THE PROBLEM | Each entry in the listing below should be restated word for word.

+-------+

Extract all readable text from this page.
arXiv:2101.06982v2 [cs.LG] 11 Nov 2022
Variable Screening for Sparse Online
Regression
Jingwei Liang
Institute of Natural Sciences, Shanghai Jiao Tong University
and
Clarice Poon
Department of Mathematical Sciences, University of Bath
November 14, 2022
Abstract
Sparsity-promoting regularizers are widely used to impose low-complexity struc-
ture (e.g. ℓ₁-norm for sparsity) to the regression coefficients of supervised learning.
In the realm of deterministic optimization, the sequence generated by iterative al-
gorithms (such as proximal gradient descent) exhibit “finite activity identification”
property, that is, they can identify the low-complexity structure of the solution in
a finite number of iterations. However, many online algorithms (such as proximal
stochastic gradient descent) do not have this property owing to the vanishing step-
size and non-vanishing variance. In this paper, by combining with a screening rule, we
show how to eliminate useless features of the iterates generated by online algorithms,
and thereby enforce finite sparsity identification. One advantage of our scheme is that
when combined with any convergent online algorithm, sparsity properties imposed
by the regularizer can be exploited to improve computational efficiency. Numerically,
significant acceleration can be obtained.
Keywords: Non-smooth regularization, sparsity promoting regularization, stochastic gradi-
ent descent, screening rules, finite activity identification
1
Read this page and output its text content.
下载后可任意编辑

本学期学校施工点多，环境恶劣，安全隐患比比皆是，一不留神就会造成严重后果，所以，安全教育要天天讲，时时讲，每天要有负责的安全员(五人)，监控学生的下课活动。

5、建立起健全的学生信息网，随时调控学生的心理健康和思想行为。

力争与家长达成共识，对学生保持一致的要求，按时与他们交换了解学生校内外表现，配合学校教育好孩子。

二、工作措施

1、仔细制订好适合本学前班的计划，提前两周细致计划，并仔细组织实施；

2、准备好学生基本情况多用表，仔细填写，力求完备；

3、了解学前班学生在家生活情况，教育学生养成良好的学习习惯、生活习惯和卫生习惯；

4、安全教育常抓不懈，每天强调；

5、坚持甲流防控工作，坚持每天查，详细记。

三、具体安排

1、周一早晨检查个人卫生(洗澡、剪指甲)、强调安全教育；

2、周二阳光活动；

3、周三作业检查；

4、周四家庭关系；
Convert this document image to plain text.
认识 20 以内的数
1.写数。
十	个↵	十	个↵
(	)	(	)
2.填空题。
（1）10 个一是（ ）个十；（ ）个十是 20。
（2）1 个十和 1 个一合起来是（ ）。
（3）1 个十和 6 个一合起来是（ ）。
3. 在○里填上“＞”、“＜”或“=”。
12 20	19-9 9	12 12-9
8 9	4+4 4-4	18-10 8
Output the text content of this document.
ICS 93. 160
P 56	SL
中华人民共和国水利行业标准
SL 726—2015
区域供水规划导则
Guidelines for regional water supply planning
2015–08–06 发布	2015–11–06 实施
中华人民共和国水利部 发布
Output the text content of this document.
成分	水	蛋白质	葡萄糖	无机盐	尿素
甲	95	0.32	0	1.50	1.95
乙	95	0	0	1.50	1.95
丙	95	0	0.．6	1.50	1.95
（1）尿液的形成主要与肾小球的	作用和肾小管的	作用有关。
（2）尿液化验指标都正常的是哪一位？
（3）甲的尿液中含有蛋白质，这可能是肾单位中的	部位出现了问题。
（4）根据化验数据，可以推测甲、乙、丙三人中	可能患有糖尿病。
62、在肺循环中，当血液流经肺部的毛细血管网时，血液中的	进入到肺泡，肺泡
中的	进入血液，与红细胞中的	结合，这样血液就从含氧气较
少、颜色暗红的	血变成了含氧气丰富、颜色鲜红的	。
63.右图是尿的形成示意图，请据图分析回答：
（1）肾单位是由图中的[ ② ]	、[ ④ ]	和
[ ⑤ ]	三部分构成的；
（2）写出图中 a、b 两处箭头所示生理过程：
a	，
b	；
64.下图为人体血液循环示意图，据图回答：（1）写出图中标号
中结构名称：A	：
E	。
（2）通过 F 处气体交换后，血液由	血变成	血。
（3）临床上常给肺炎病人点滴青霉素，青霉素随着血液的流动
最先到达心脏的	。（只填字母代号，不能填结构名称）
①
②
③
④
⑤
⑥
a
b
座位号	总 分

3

+-------+

RESPONSE FOR THIS EXERCISE |
Extract all readable text from this page.
arXiv:2101.06982v2 [cs.LG] 11 Nov 2022
Variable Screening for Sparse Online
Regression
Jingwei Liang
Institute of Natural Sciences, Shanghai Jiao Tong University
and
Clarice Poon
Department of Mathematical Sciences, University of Bath
November 14, 2022
Abstract
Sparsity-promoting regularizers are widely used to impose low-complexity struc-
ture (e.g. ℓ₁-norm for sparsity) to the regression coefficients of supervised learning.
In the realm of deterministic optimization, the sequence generated by iterative al-
gorithms (such as proximal gradient descent) exhibit “finite activity identification”
property, that is, they can identify the low-complexity structure of the solution in
a finite number of iterations. However, many online algorithms (such as proximal
stochastic gradient descent) do not have this property owing to the vanishing step-
size and non-vanishing variance. In this paper, by combining with a screening rule, we
show how to eliminate useless features of the iterates generated by online algorithms,
and thereby enforce finite sparsity identification. One advantage of our scheme is that
when combined with any convergent online algorithm, sparsity properties imposed
by the regularizer can be exploited to improve computational efficiency. Numerically,
significant acceleration can be obtained.
Keywords: Non-smooth regularization, sparsity promoting regularization, stochastic gradi-
ent descent, screening rules, finite activity identification
1
Read this page and output its text content.
下载后可任意编辑

本学期学校施工点多，环境恶劣，安全隐患比比皆是，一不留神就会造成严重后果，所以，安全教育要天天讲，时时讲，每天要有负责的安全员(五人)，监控学生的下课活动。

5、建立起健全的学生信息网，随时调控学生的心理健康和思想行为。

力争与家长达成共识，对学生保持一致的要求，按时与他们交换了解学生校内外表现，配合学校教育好孩子。

二、工作措施

1、仔细制订好适合本学前班的计划，提前两周细致计划，并仔细组织实施；

2、准备好学生基本情况多用表，仔细填写，力求完备；

3、了解学前班学生在家生活情况，教育学生养成良好的学习习惯、生活习惯和卫生习惯；

4、安全教育常抓不懈，每天强调；

5、坚持甲流防控工作，坚持每天查，详细记。

三、具体安排

1、周一早晨检查个人卫生(洗澡、剪指甲)、强调安全教育；

2、周二阳光活动；

3、周三作业检查；

4、周四家庭关系；
Convert this document image to plain text.
认识 20 以内的数
1.写数。
十	个↵	十	个↵
(	)	(	)
2.填空题。
（1）10 个一是（ ）个十；（ ）个十是 20。
（2）1 个十和 1 个一合起来是（ ）。
（3）1 个十和 6 个一合起来是（ ）。
3. 在○里填上“＞”、“＜”或“=”。
12 20	19-9 9	12 12-9
8 9	4+4 4-4	18-10 8
Output the text content of this document.
ICS 93. 160
P 56	SL
中华人民共和国水利行业标准
SL 726—2015
区域供水规划导则
Guidelines for regional water supply planning
2015–08–06 发布	2015–11–06 实施
中华人民共和国水利部 发布
Output the text content of this document.
成分	水	蛋白质	葡萄糖	无机盐	尿素
甲	95	0.32	0	1.50	1.95
乙	95	0	0	1.50	1.95
丙	95	0	0.．6	1.50	1.95
（1）尿液的形成主要与肾小球的	作用和肾小管的	作用有关。
（2）尿液化验指标都正常的是哪一位？
（3）甲的尿液中含有蛋白质，这可能是肾单位中的	部位出现了问题。
（4）根据化验数据，可以推测甲、乙、丙三人中	可能患有糖尿病。
62、在肺循环中，当血液流经肺部的毛细血管网时，血液中的	进入到肺泡，肺泡
中的	进入血液，与红细胞中的	结合，这样血液就从含氧气较
少、颜色暗红的	血变成了含氧气丰富、颜色鲜红的	。
63.右图是尿的形成示意图，请据图分析回答：
（1）肾单位是由图中的[ ② ]	、[ ④ ]	和
[ ⑤ ]	三部分构成的；
（2）写出图中 a、b 两处箭头所示生理过程：
a	，
b	；
64.下图为人体血液循环示意图，据图回答：（1）写出图中标号
中结构名称：A	：
E	。
（2）通过 F 处气体交换后，血液由	血变成	血。
（3）临床上常给肺炎病人点滴青霉素，青霉素随着血液的流动
最先到达心脏的	。（只填字母代号，不能填结构名称）
①
②
③
④
⑤
⑥
a
b
座位号	总 分

3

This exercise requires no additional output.